EXERCISE GOAL | For this exercise, repeat all of the material verbatim apart from its images.

INFORMATION GIVEN |
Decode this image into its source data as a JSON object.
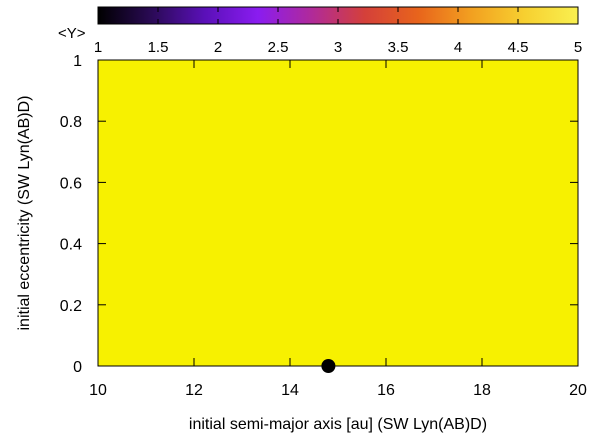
{
  "chart_data": {
    "type": "heatmap",
    "xlabel": "initial semi-major axis [au] (SW Lyn(AB)D)",
    "ylabel": "initial eccentricity (SW Lyn(AB)D)",
    "xlim": [
      10,
      20
    ],
    "ylim": [
      0,
      1
    ],
    "x_ticks": [
      "10",
      "12",
      "14",
      "16",
      "18",
      "20"
    ],
    "y_ticks": [
      "0",
      "0.2",
      "0.4",
      "0.6",
      "0.8",
      "1"
    ],
    "grid": false,
    "colorbar": {
      "label": "<Y>",
      "range": [
        1,
        5
      ],
      "ticks": [
        "1",
        "1.5",
        "2",
        "2.5",
        "3",
        "3.5",
        "4",
        "4.5",
        "5"
      ],
      "colormap": [
        "#000000",
        "#2a0a55",
        "#5a10b8",
        "#8a1cf0",
        "#b02a9a",
        "#d4403a",
        "#e8641c",
        "#f2a020",
        "#f7d030",
        "#f9f050"
      ]
    },
    "field_value": 5,
    "field_color": "#f7f100",
    "marker": {
      "x": 14.8,
      "y": 0,
      "color": "#000000"
    }
  }
}
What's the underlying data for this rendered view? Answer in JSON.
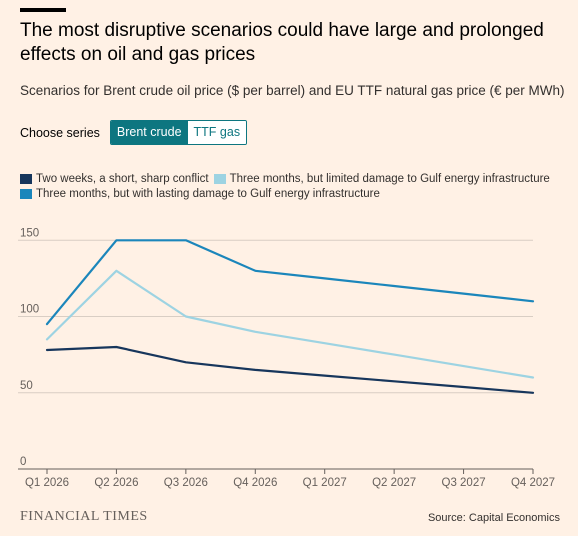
{
  "title": "The most disruptive scenarios could have large and prolonged effects on oil and gas prices",
  "subtitle": "Scenarios for Brent crude oil price ($ per barrel) and EU TTF natural gas price (€ per MWh)",
  "chooser": {
    "label": "Choose series",
    "options": [
      "Brent crude",
      "TTF gas"
    ],
    "selected": "Brent crude"
  },
  "colors": {
    "background": "#fff1e5",
    "accent": "#0d7680",
    "series": [
      "#17365c",
      "#9dd3e2",
      "#1b86bb"
    ],
    "grid": "#d9cec4"
  },
  "chart_data": {
    "type": "line",
    "x": [
      "Q1 2026",
      "Q2 2026",
      "Q3 2026",
      "Q4 2026",
      "Q1 2027",
      "Q2 2027",
      "Q3 2027",
      "Q4 2027"
    ],
    "series": [
      {
        "name": "Two weeks, a short, sharp conflict",
        "values": [
          78,
          80,
          70,
          65,
          61.25,
          57.5,
          53.75,
          50
        ]
      },
      {
        "name": "Three months, but limited damage to Gulf energy infrastructure",
        "values": [
          85,
          130,
          100,
          90,
          82.5,
          75,
          67.5,
          60
        ]
      },
      {
        "name": "Three months, but with lasting damage to Gulf energy infrastructure",
        "values": [
          95,
          150,
          150,
          130,
          125,
          120,
          115,
          110
        ]
      }
    ],
    "yticks": [
      0,
      50,
      100,
      150
    ],
    "ylim": [
      0,
      160
    ],
    "grid": true,
    "legend_position": "top-left"
  },
  "footer": {
    "brand": "FINANCIAL TIMES",
    "source": "Source: Capital Economics"
  }
}
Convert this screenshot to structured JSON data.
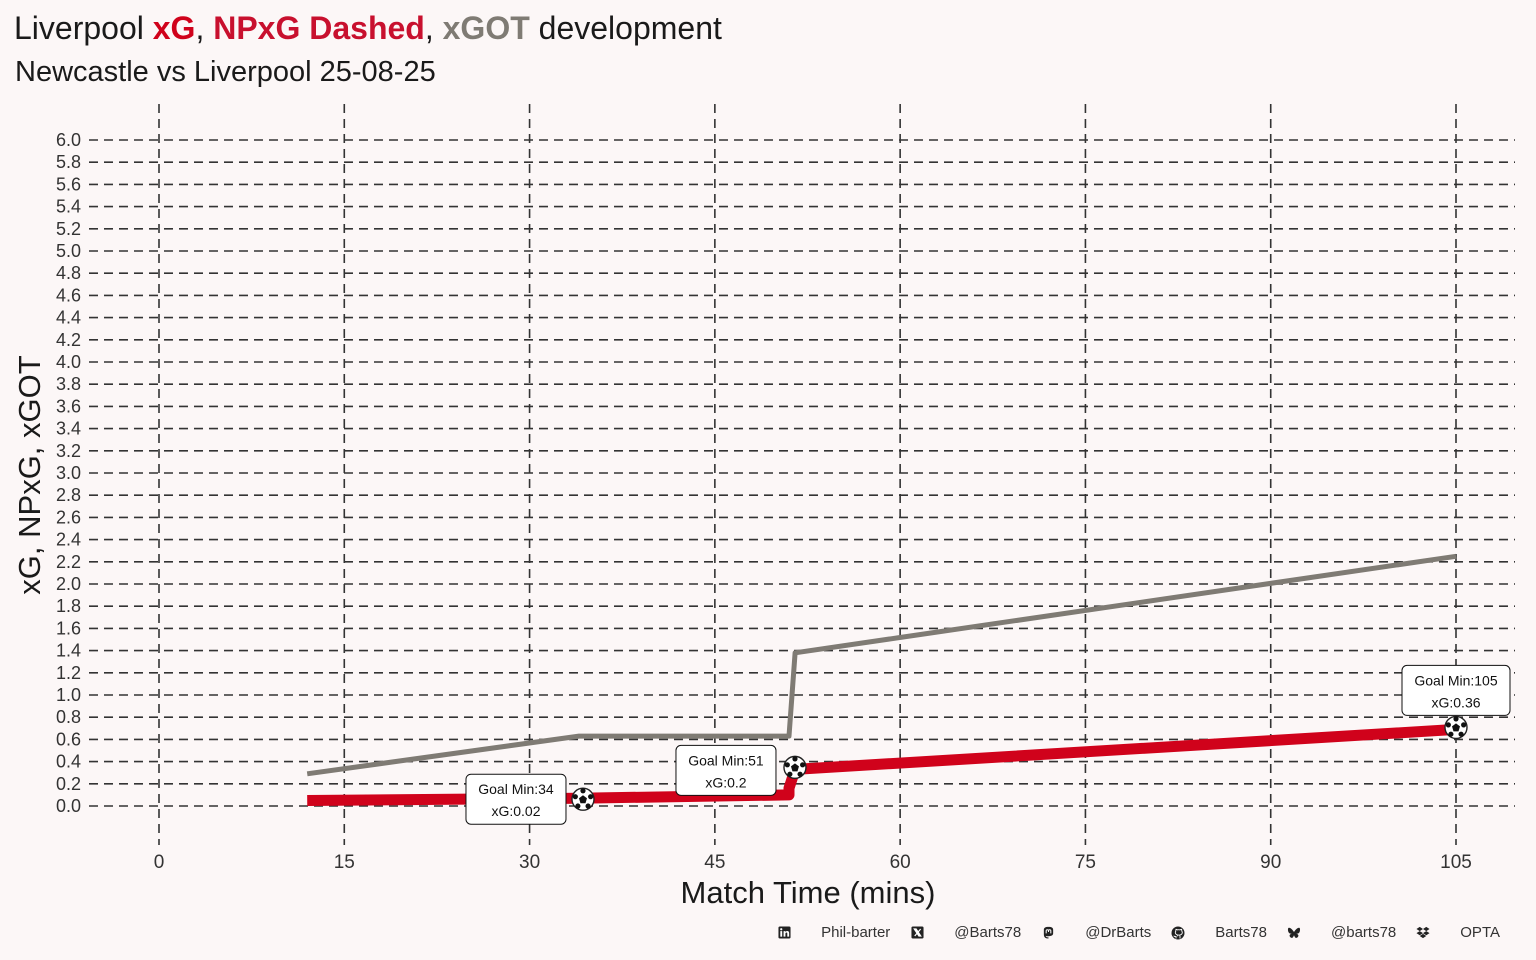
{
  "title": {
    "prefix": "Liverpool ",
    "xg_label": "xG",
    "sep1": ", ",
    "npxg_label": "NPxG Dashed",
    "sep2": ", ",
    "xgot_label": "xGOT",
    "suffix": " development"
  },
  "subtitle": "Newcastle vs Liverpool 25-08-25",
  "colors": {
    "background": "#fcf7f7",
    "xg": "#d0021b",
    "npxg": "#c8102e",
    "xgot": "#7f7b74",
    "grid": "#333333",
    "text": "#1a1a1a"
  },
  "chart_data": {
    "type": "line",
    "xlabel": "Match Time (mins)",
    "ylabel": "xG, NPxG, xGOT",
    "xlim": [
      0,
      105
    ],
    "ylim": [
      0,
      6
    ],
    "x_ticks": [
      0,
      15,
      30,
      45,
      60,
      75,
      90,
      105
    ],
    "y_ticks": [
      0.0,
      0.2,
      0.4,
      0.6,
      0.8,
      1.0,
      1.2,
      1.4,
      1.6,
      1.8,
      2.0,
      2.2,
      2.4,
      2.6,
      2.8,
      3.0,
      3.2,
      3.4,
      3.6,
      3.8,
      4.0,
      4.2,
      4.4,
      4.6,
      4.8,
      5.0,
      5.2,
      5.4,
      5.6,
      5.8,
      6.0
    ],
    "grid": true,
    "grid_style": "dashed",
    "series": [
      {
        "name": "xG",
        "x": [
          12,
          34,
          51,
          51,
          51.5,
          105
        ],
        "y": [
          0.05,
          0.07,
          0.1,
          0.16,
          0.33,
          0.69
        ]
      },
      {
        "name": "xGOT",
        "x": [
          12,
          34,
          51,
          51,
          51.5,
          105
        ],
        "y": [
          0.29,
          0.63,
          0.63,
          0.63,
          1.38,
          2.25
        ]
      }
    ],
    "goals": [
      {
        "minute": 34,
        "xg_value": 0.07,
        "label_line1": "Goal Min:34",
        "label_line2": "xG:0.02"
      },
      {
        "minute": 51,
        "xg_value": 0.33,
        "label_line1": "Goal Min:51",
        "label_line2": "xG:0.2"
      },
      {
        "minute": 105,
        "xg_value": 0.69,
        "label_line1": "Goal Min:105",
        "label_line2": "xG:0.36"
      }
    ]
  },
  "footer": {
    "items": [
      {
        "icon": "linkedin-icon",
        "label": "Phil-barter"
      },
      {
        "icon": "x-twitter-icon",
        "label": "@Barts78"
      },
      {
        "icon": "mastodon-icon",
        "label": "@DrBarts"
      },
      {
        "icon": "github-icon",
        "label": "Barts78"
      },
      {
        "icon": "bluesky-icon",
        "label": "@barts78"
      },
      {
        "icon": "dropbox-icon",
        "label": "OPTA"
      }
    ]
  }
}
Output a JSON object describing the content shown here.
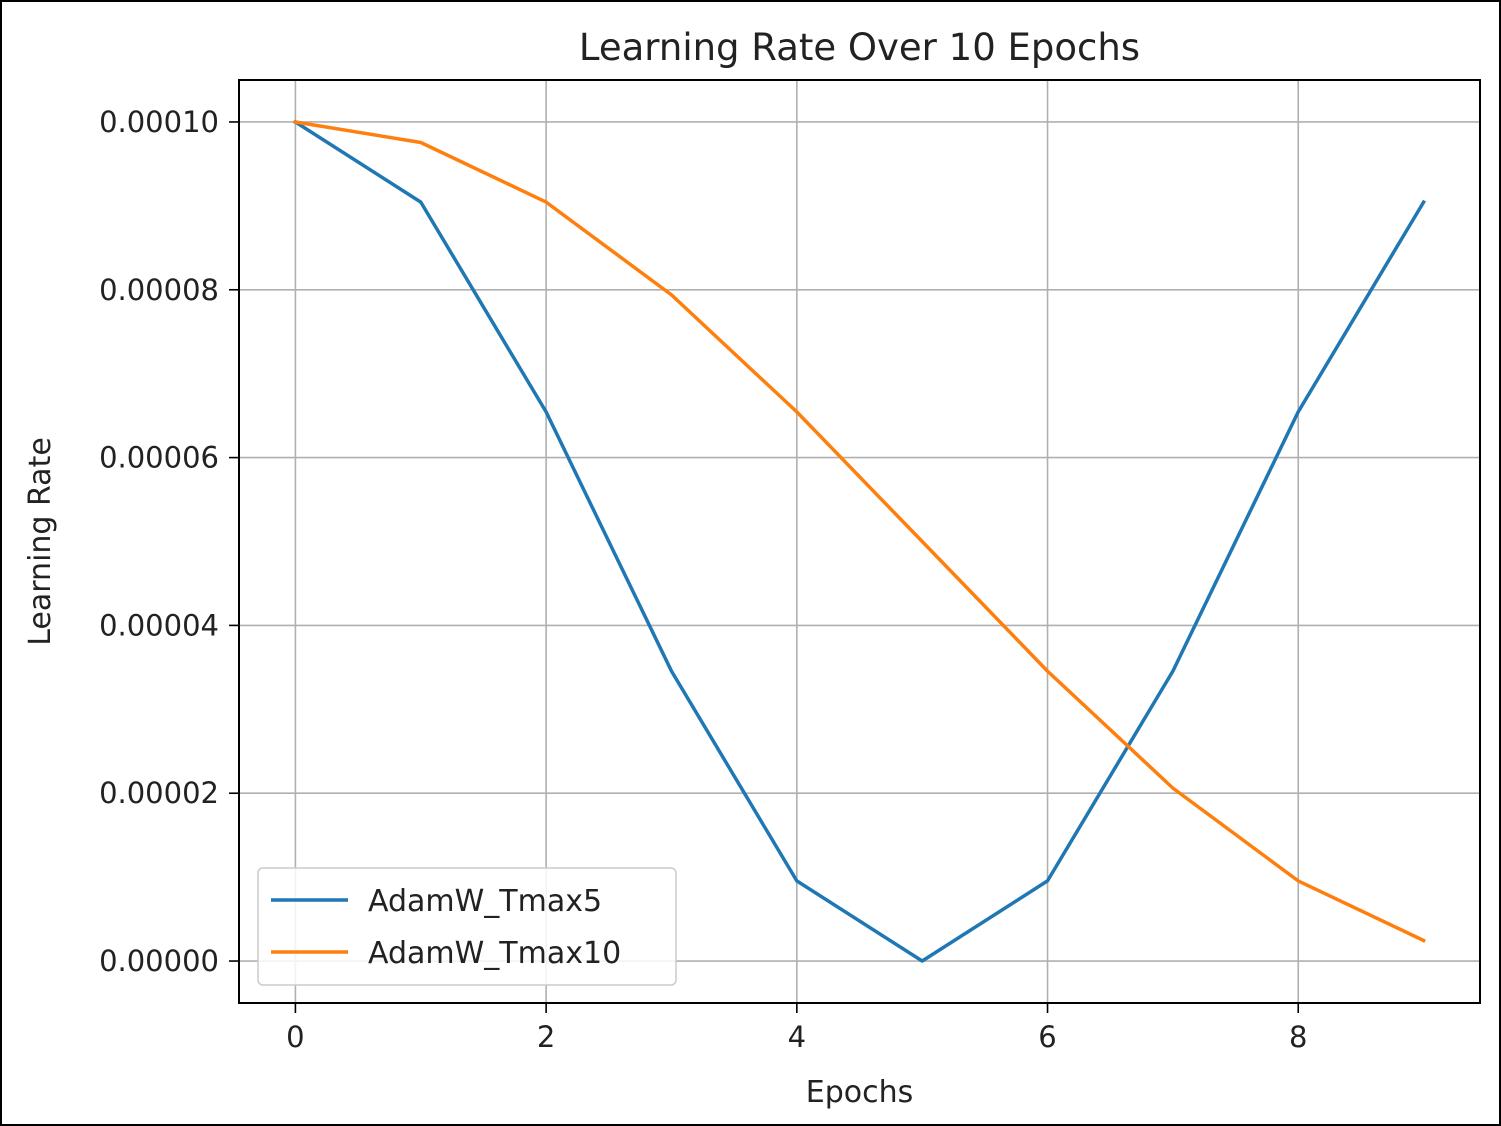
{
  "chart_data": {
    "type": "line",
    "title": "Learning Rate Over 10 Epochs",
    "xlabel": "Epochs",
    "ylabel": "Learning Rate",
    "x": [
      0,
      1,
      2,
      3,
      4,
      5,
      6,
      7,
      8,
      9
    ],
    "xlim": [
      -0.45,
      9.45
    ],
    "ylim": [
      -5e-06,
      0.000105
    ],
    "x_ticks": [
      "0",
      "2",
      "4",
      "6",
      "8"
    ],
    "x_tick_values": [
      0,
      2,
      4,
      6,
      8
    ],
    "y_ticks": [
      "0.00000",
      "0.00002",
      "0.00004",
      "0.00006",
      "0.00008",
      "0.00010"
    ],
    "y_tick_values": [
      0,
      2e-05,
      4e-05,
      6e-05,
      8e-05,
      0.0001
    ],
    "grid": true,
    "legend_position": "lower-left",
    "series": [
      {
        "name": "AdamW_Tmax5",
        "color": "#1f77b4",
        "values": [
          0.0001,
          9.045e-05,
          6.545e-05,
          3.455e-05,
          9.55e-06,
          0.0,
          9.55e-06,
          3.455e-05,
          6.545e-05,
          9.045e-05
        ]
      },
      {
        "name": "AdamW_Tmax10",
        "color": "#ff7f0e",
        "values": [
          0.0001,
          9.755e-05,
          9.045e-05,
          7.939e-05,
          6.545e-05,
          5e-05,
          3.455e-05,
          2.061e-05,
          9.55e-06,
          2.45e-06
        ]
      }
    ]
  }
}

FULL SOLUTION |
Decode this image into its source data as a JSON object.
{
  "chart_data": {
    "type": "heatmap",
    "xlabel": "initial semi-major axis [au] (SW Lyn(AB)D)",
    "ylabel": "initial eccentricity (SW Lyn(AB)D)",
    "xlim": [
      10,
      20
    ],
    "ylim": [
      0,
      1
    ],
    "x_ticks": [
      "10",
      "12",
      "14",
      "16",
      "18",
      "20"
    ],
    "y_ticks": [
      "0",
      "0.2",
      "0.4",
      "0.6",
      "0.8",
      "1"
    ],
    "grid": false,
    "colorbar": {
      "label": "<Y>",
      "range": [
        1,
        5
      ],
      "ticks": [
        "1",
        "1.5",
        "2",
        "2.5",
        "3",
        "3.5",
        "4",
        "4.5",
        "5"
      ],
      "colormap": [
        "#000000",
        "#2a0a55",
        "#5a10b8",
        "#8a1cf0",
        "#b02a9a",
        "#d4403a",
        "#e8641c",
        "#f2a020",
        "#f7d030",
        "#f9f050"
      ]
    },
    "field_value": 5,
    "field_color": "#f7f100",
    "marker": {
      "x": 14.8,
      "y": 0,
      "color": "#000000"
    }
  }
}
What's the underlying data for this rendered view? Answer in JSON.
{
  "title": "The most disruptive scenarios could have large and prolonged effects on oil and gas prices",
  "subtitle": "Scenarios for Brent crude oil price ($ per barrel) and EU TTF natural gas price (€ per MWh)",
  "chooser": {
    "label": "Choose series",
    "options": [
      "Brent crude",
      "TTF gas"
    ],
    "selected": "Brent crude"
  },
  "colors": {
    "background": "#fff1e5",
    "accent": "#0d7680",
    "series": [
      "#17365c",
      "#9dd3e2",
      "#1b86bb"
    ],
    "grid": "#d9cec4"
  },
  "chart_data": {
    "type": "line",
    "x": [
      "Q1 2026",
      "Q2 2026",
      "Q3 2026",
      "Q4 2026",
      "Q1 2027",
      "Q2 2027",
      "Q3 2027",
      "Q4 2027"
    ],
    "series": [
      {
        "name": "Two weeks, a short, sharp conflict",
        "values": [
          78,
          80,
          70,
          65,
          61.25,
          57.5,
          53.75,
          50
        ]
      },
      {
        "name": "Three months, but limited damage to Gulf energy infrastructure",
        "values": [
          85,
          130,
          100,
          90,
          82.5,
          75,
          67.5,
          60
        ]
      },
      {
        "name": "Three months, but with lasting damage to Gulf energy infrastructure",
        "values": [
          95,
          150,
          150,
          130,
          125,
          120,
          115,
          110
        ]
      }
    ],
    "yticks": [
      0,
      50,
      100,
      150
    ],
    "ylim": [
      0,
      160
    ],
    "grid": true,
    "legend_position": "top-left"
  },
  "footer": {
    "brand": "FINANCIAL TIMES",
    "source": "Source: Capital Economics"
  }
}
Convert this screenshot to structured JSON data.
{
  "title": {
    "prefix": "Liverpool ",
    "xg_label": "xG",
    "sep1": ", ",
    "npxg_label": "NPxG Dashed",
    "sep2": ", ",
    "xgot_label": "xGOT",
    "suffix": " development"
  },
  "subtitle": "Newcastle vs Liverpool 25-08-25",
  "colors": {
    "background": "#fcf7f7",
    "xg": "#d0021b",
    "npxg": "#c8102e",
    "xgot": "#7f7b74",
    "grid": "#333333",
    "text": "#1a1a1a"
  },
  "chart_data": {
    "type": "line",
    "xlabel": "Match Time (mins)",
    "ylabel": "xG, NPxG, xGOT",
    "xlim": [
      0,
      105
    ],
    "ylim": [
      0,
      6
    ],
    "x_ticks": [
      0,
      15,
      30,
      45,
      60,
      75,
      90,
      105
    ],
    "y_ticks": [
      0.0,
      0.2,
      0.4,
      0.6,
      0.8,
      1.0,
      1.2,
      1.4,
      1.6,
      1.8,
      2.0,
      2.2,
      2.4,
      2.6,
      2.8,
      3.0,
      3.2,
      3.4,
      3.6,
      3.8,
      4.0,
      4.2,
      4.4,
      4.6,
      4.8,
      5.0,
      5.2,
      5.4,
      5.6,
      5.8,
      6.0
    ],
    "grid": true,
    "grid_style": "dashed",
    "series": [
      {
        "name": "xG",
        "x": [
          12,
          34,
          51,
          51,
          51.5,
          105
        ],
        "y": [
          0.05,
          0.07,
          0.1,
          0.16,
          0.33,
          0.69
        ]
      },
      {
        "name": "xGOT",
        "x": [
          12,
          34,
          51,
          51,
          51.5,
          105
        ],
        "y": [
          0.29,
          0.63,
          0.63,
          0.63,
          1.38,
          2.25
        ]
      }
    ],
    "goals": [
      {
        "minute": 34,
        "xg_value": 0.07,
        "label_line1": "Goal Min:34",
        "label_line2": "xG:0.02"
      },
      {
        "minute": 51,
        "xg_value": 0.33,
        "label_line1": "Goal Min:51",
        "label_line2": "xG:0.2"
      },
      {
        "minute": 105,
        "xg_value": 0.69,
        "label_line1": "Goal Min:105",
        "label_line2": "xG:0.36"
      }
    ]
  },
  "footer": {
    "items": [
      {
        "icon": "linkedin-icon",
        "label": "Phil-barter"
      },
      {
        "icon": "x-twitter-icon",
        "label": "@Barts78"
      },
      {
        "icon": "mastodon-icon",
        "label": "@DrBarts"
      },
      {
        "icon": "github-icon",
        "label": "Barts78"
      },
      {
        "icon": "bluesky-icon",
        "label": "@barts78"
      },
      {
        "icon": "dropbox-icon",
        "label": "OPTA"
      }
    ]
  }
}
Output a JSON object describing the content shown here.
{
  "chart_data": {
    "type": "line",
    "title": "Learning Rate Over 10 Epochs",
    "xlabel": "Epochs",
    "ylabel": "Learning Rate",
    "x": [
      0,
      1,
      2,
      3,
      4,
      5,
      6,
      7,
      8,
      9
    ],
    "xlim": [
      -0.45,
      9.45
    ],
    "ylim": [
      -5e-06,
      0.000105
    ],
    "x_ticks": [
      "0",
      "2",
      "4",
      "6",
      "8"
    ],
    "x_tick_values": [
      0,
      2,
      4,
      6,
      8
    ],
    "y_ticks": [
      "0.00000",
      "0.00002",
      "0.00004",
      "0.00006",
      "0.00008",
      "0.00010"
    ],
    "y_tick_values": [
      0,
      2e-05,
      4e-05,
      6e-05,
      8e-05,
      0.0001
    ],
    "grid": true,
    "legend_position": "lower-left",
    "series": [
      {
        "name": "AdamW_Tmax5",
        "color": "#1f77b4",
        "values": [
          0.0001,
          9.045e-05,
          6.545e-05,
          3.455e-05,
          9.55e-06,
          0.0,
          9.55e-06,
          3.455e-05,
          6.545e-05,
          9.045e-05
        ]
      },
      {
        "name": "AdamW_Tmax10",
        "color": "#ff7f0e",
        "values": [
          0.0001,
          9.755e-05,
          9.045e-05,
          7.939e-05,
          6.545e-05,
          5e-05,
          3.455e-05,
          2.061e-05,
          9.55e-06,
          2.45e-06
        ]
      }
    ]
  }
}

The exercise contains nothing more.